[Extracted data entries]
++++++++++++++++++++

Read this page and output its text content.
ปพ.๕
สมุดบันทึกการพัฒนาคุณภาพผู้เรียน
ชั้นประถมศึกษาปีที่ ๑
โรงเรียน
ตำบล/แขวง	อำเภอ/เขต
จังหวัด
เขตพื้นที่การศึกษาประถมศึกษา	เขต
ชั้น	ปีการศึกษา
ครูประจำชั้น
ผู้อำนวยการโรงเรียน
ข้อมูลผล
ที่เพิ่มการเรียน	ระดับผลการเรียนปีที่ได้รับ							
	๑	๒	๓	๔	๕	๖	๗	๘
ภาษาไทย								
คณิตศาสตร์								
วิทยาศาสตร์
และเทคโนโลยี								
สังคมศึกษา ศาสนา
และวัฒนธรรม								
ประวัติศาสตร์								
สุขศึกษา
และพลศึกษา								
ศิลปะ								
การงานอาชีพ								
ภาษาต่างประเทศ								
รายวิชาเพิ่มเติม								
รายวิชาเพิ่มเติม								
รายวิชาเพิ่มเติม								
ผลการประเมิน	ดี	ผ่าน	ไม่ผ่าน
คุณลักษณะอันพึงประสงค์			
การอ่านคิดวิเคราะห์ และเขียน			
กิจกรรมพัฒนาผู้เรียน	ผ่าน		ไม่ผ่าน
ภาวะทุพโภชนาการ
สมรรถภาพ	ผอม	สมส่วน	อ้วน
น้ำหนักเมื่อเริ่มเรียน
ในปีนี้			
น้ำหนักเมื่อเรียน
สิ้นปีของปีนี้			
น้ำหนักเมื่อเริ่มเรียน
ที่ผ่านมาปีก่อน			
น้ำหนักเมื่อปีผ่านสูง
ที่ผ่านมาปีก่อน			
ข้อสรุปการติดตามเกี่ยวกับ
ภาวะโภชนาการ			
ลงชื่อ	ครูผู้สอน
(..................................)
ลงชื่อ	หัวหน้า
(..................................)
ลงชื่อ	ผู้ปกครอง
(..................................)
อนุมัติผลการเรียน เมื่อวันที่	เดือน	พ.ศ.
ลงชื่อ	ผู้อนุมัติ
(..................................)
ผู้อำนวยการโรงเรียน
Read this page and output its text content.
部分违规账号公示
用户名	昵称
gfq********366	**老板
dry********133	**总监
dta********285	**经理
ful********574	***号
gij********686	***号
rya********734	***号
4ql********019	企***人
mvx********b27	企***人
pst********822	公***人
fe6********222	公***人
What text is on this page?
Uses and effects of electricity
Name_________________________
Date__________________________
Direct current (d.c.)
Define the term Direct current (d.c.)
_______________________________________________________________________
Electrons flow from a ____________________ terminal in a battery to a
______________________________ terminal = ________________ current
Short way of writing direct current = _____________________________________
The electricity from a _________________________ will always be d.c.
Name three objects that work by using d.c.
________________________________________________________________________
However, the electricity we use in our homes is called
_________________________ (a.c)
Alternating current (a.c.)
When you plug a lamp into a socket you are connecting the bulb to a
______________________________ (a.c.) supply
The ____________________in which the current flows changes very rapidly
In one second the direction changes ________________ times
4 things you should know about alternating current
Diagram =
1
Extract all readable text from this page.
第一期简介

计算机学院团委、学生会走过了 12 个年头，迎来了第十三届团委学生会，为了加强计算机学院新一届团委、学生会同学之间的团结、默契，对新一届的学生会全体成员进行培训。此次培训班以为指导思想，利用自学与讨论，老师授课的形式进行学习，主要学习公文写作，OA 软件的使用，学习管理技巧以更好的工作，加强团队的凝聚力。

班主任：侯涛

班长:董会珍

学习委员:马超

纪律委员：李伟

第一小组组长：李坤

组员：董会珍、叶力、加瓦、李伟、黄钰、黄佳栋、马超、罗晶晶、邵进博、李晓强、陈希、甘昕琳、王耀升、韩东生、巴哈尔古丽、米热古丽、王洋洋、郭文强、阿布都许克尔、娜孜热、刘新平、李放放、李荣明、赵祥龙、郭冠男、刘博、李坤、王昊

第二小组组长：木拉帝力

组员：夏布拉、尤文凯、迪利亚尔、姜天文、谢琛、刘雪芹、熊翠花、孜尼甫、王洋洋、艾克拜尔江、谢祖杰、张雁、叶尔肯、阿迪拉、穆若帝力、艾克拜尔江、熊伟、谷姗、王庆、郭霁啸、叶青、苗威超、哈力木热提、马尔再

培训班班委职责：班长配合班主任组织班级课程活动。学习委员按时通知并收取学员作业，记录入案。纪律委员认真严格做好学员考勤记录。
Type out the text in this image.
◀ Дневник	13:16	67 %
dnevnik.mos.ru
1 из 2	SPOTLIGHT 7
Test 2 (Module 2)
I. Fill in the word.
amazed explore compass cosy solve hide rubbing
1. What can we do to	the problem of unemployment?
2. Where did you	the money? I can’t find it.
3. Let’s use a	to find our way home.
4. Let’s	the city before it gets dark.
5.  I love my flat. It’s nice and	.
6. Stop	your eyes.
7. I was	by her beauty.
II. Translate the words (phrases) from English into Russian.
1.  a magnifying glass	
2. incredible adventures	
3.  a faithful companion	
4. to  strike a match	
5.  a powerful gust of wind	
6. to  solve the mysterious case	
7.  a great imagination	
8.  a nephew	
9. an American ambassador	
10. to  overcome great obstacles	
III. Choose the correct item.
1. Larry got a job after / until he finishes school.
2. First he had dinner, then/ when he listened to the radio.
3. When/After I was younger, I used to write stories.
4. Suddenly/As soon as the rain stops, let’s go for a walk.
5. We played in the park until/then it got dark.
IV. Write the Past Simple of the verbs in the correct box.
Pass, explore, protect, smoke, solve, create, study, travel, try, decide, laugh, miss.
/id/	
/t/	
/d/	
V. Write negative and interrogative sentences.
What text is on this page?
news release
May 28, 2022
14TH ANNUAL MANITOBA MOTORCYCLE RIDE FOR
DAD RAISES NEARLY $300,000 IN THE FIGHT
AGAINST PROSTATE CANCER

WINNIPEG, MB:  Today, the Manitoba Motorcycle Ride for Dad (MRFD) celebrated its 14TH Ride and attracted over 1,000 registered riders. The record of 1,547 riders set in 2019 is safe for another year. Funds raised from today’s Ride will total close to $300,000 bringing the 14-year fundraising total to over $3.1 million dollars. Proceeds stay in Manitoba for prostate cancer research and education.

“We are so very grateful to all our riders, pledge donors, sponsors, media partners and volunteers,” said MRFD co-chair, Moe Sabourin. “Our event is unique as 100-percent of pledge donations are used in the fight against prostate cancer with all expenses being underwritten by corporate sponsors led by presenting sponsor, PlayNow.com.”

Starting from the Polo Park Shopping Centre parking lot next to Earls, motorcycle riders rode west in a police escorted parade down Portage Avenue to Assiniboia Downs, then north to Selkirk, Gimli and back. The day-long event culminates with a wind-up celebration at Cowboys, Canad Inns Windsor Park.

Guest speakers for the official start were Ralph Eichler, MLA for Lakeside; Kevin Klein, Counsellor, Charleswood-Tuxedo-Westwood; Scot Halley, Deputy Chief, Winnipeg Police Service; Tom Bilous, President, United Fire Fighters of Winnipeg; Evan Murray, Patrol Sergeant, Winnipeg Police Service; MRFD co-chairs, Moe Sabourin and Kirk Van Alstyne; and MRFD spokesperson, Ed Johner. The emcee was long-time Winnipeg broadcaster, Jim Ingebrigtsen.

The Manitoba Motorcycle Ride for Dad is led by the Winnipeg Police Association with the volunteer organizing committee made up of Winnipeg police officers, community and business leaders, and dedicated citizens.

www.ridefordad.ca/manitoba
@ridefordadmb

++++++++++++++++++++

WHAT THE TASK REQUIRES
Extract the data exactly as given.

FINAL ANSWER
Read this page and output its text content.
ปพ.๕
สมุดบันทึกการพัฒนาคุณภาพผู้เรียน
ชั้นประถมศึกษาปีที่ ๑
โรงเรียน
ตำบล/แขวง	อำเภอ/เขต
จังหวัด
เขตพื้นที่การศึกษาประถมศึกษา	เขต
ชั้น	ปีการศึกษา
ครูประจำชั้น
ผู้อำนวยการโรงเรียน
ข้อมูลผล
ที่เพิ่มการเรียน	ระดับผลการเรียนปีที่ได้รับ							
	๑	๒	๓	๔	๕	๖	๗	๘
ภาษาไทย								
คณิตศาสตร์								
วิทยาศาสตร์
และเทคโนโลยี								
สังคมศึกษา ศาสนา
และวัฒนธรรม								
ประวัติศาสตร์								
สุขศึกษา
และพลศึกษา								
ศิลปะ								
การงานอาชีพ								
ภาษาต่างประเทศ								
รายวิชาเพิ่มเติม								
รายวิชาเพิ่มเติม								
รายวิชาเพิ่มเติม								
ผลการประเมิน	ดี	ผ่าน	ไม่ผ่าน
คุณลักษณะอันพึงประสงค์			
การอ่านคิดวิเคราะห์ และเขียน			
กิจกรรมพัฒนาผู้เรียน	ผ่าน		ไม่ผ่าน
ภาวะทุพโภชนาการ
สมรรถภาพ	ผอม	สมส่วน	อ้วน
น้ำหนักเมื่อเริ่มเรียน
ในปีนี้			
น้ำหนักเมื่อเรียน
สิ้นปีของปีนี้			
น้ำหนักเมื่อเริ่มเรียน
ที่ผ่านมาปีก่อน			
น้ำหนักเมื่อปีผ่านสูง
ที่ผ่านมาปีก่อน			
ข้อสรุปการติดตามเกี่ยวกับ
ภาวะโภชนาการ			
ลงชื่อ	ครูผู้สอน
(..................................)
ลงชื่อ	หัวหน้า
(..................................)
ลงชื่อ	ผู้ปกครอง
(..................................)
อนุมัติผลการเรียน เมื่อวันที่	เดือน	พ.ศ.
ลงชื่อ	ผู้อนุมัติ
(..................................)
ผู้อำนวยการโรงเรียน
Read this page and output its text content.
部分违规账号公示
用户名	昵称
gfq********366	**老板
dry********133	**总监
dta********285	**经理
ful********574	***号
gij********686	***号
rya********734	***号
4ql********019	企***人
mvx********b27	企***人
pst********822	公***人
fe6********222	公***人
What text is on this page?
Uses and effects of electricity
Name_________________________
Date__________________________
Direct current (d.c.)
Define the term Direct current (d.c.)
_______________________________________________________________________
Electrons flow from a ____________________ terminal in a battery to a
______________________________ terminal = ________________ current
Short way of writing direct current = _____________________________________
The electricity from a _________________________ will always be d.c.
Name three objects that work by using d.c.
________________________________________________________________________
However, the electricity we use in our homes is called
_________________________ (a.c)
Alternating current (a.c.)
When you plug a lamp into a socket you are connecting the bulb to a
______________________________ (a.c.) supply
The ____________________in which the current flows changes very rapidly
In one second the direction changes ________________ times
4 things you should know about alternating current
Diagram =
1
Extract all readable text from this page.
第一期简介

计算机学院团委、学生会走过了 12 个年头，迎来了第十三届团委学生会，为了加强计算机学院新一届团委、学生会同学之间的团结、默契，对新一届的学生会全体成员进行培训。此次培训班以为指导思想，利用自学与讨论，老师授课的形式进行学习，主要学习公文写作，OA 软件的使用，学习管理技巧以更好的工作，加强团队的凝聚力。

班主任：侯涛

班长:董会珍

学习委员:马超

纪律委员：李伟

第一小组组长：李坤

组员：董会珍、叶力、加瓦、李伟、黄钰、黄佳栋、马超、罗晶晶、邵进博、李晓强、陈希、甘昕琳、王耀升、韩东生、巴哈尔古丽、米热古丽、王洋洋、郭文强、阿布都许克尔、娜孜热、刘新平、李放放、李荣明、赵祥龙、郭冠男、刘博、李坤、王昊

第二小组组长：木拉帝力

组员：夏布拉、尤文凯、迪利亚尔、姜天文、谢琛、刘雪芹、熊翠花、孜尼甫、王洋洋、艾克拜尔江、谢祖杰、张雁、叶尔肯、阿迪拉、穆若帝力、艾克拜尔江、熊伟、谷姗、王庆、郭霁啸、叶青、苗威超、哈力木热提、马尔再

培训班班委职责：班长配合班主任组织班级课程活动。学习委员按时通知并收取学员作业，记录入案。纪律委员认真严格做好学员考勤记录。
Type out the text in this image.
◀ Дневник	13:16	67 %
dnevnik.mos.ru
1 из 2	SPOTLIGHT 7
Test 2 (Module 2)
I. Fill in the word.
amazed explore compass cosy solve hide rubbing
1. What can we do to	the problem of unemployment?
2. Where did you	the money? I can’t find it.
3. Let’s use a	to find our way home.
4. Let’s	the city before it gets dark.
5.  I love my flat. It’s nice and	.
6. Stop	your eyes.
7. I was	by her beauty.
II. Translate the words (phrases) from English into Russian.
1.  a magnifying glass	
2. incredible adventures	
3.  a faithful companion	
4. to  strike a match	
5.  a powerful gust of wind	
6. to  solve the mysterious case	
7.  a great imagination	
8.  a nephew	
9. an American ambassador	
10. to  overcome great obstacles	
III. Choose the correct item.
1. Larry got a job after / until he finishes school.
2. First he had dinner, then/ when he listened to the radio.
3. When/After I was younger, I used to write stories.
4. Suddenly/As soon as the rain stops, let’s go for a walk.
5. We played in the park until/then it got dark.
IV. Write the Past Simple of the verbs in the correct box.
Pass, explore, protect, smoke, solve, create, study, travel, try, decide, laugh, miss.
/id/	
/t/	
/d/	
V. Write negative and interrogative sentences.
What text is on this page?
news release
May 28, 2022
14TH ANNUAL MANITOBA MOTORCYCLE RIDE FOR
DAD RAISES NEARLY $300,000 IN THE FIGHT
AGAINST PROSTATE CANCER

WINNIPEG, MB:  Today, the Manitoba Motorcycle Ride for Dad (MRFD) celebrated its 14TH Ride and attracted over 1,000 registered riders. The record of 1,547 riders set in 2019 is safe for another year. Funds raised from today’s Ride will total close to $300,000 bringing the 14-year fundraising total to over $3.1 million dollars. Proceeds stay in Manitoba for prostate cancer research and education.

“We are so very grateful to all our riders, pledge donors, sponsors, media partners and volunteers,” said MRFD co-chair, Moe Sabourin. “Our event is unique as 100-percent of pledge donations are used in the fight against prostate cancer with all expenses being underwritten by corporate sponsors led by presenting sponsor, PlayNow.com.”

Starting from the Polo Park Shopping Centre parking lot next to Earls, motorcycle riders rode west in a police escorted parade down Portage Avenue to Assiniboia Downs, then north to Selkirk, Gimli and back. The day-long event culminates with a wind-up celebration at Cowboys, Canad Inns Windsor Park.

Guest speakers for the official start were Ralph Eichler, MLA for Lakeside; Kevin Klein, Counsellor, Charleswood-Tuxedo-Westwood; Scot Halley, Deputy Chief, Winnipeg Police Service; Tom Bilous, President, United Fire Fighters of Winnipeg; Evan Murray, Patrol Sergeant, Winnipeg Police Service; MRFD co-chairs, Moe Sabourin and Kirk Van Alstyne; and MRFD spokesperson, Ed Johner. The emcee was long-time Winnipeg broadcaster, Jim Ingebrigtsen.

The Manitoba Motorcycle Ride for Dad is led by the Winnipeg Police Association with the volunteer organizing committee made up of Winnipeg police officers, community and business leaders, and dedicated citizens.

www.ridefordad.ca/manitoba
@ridefordadmb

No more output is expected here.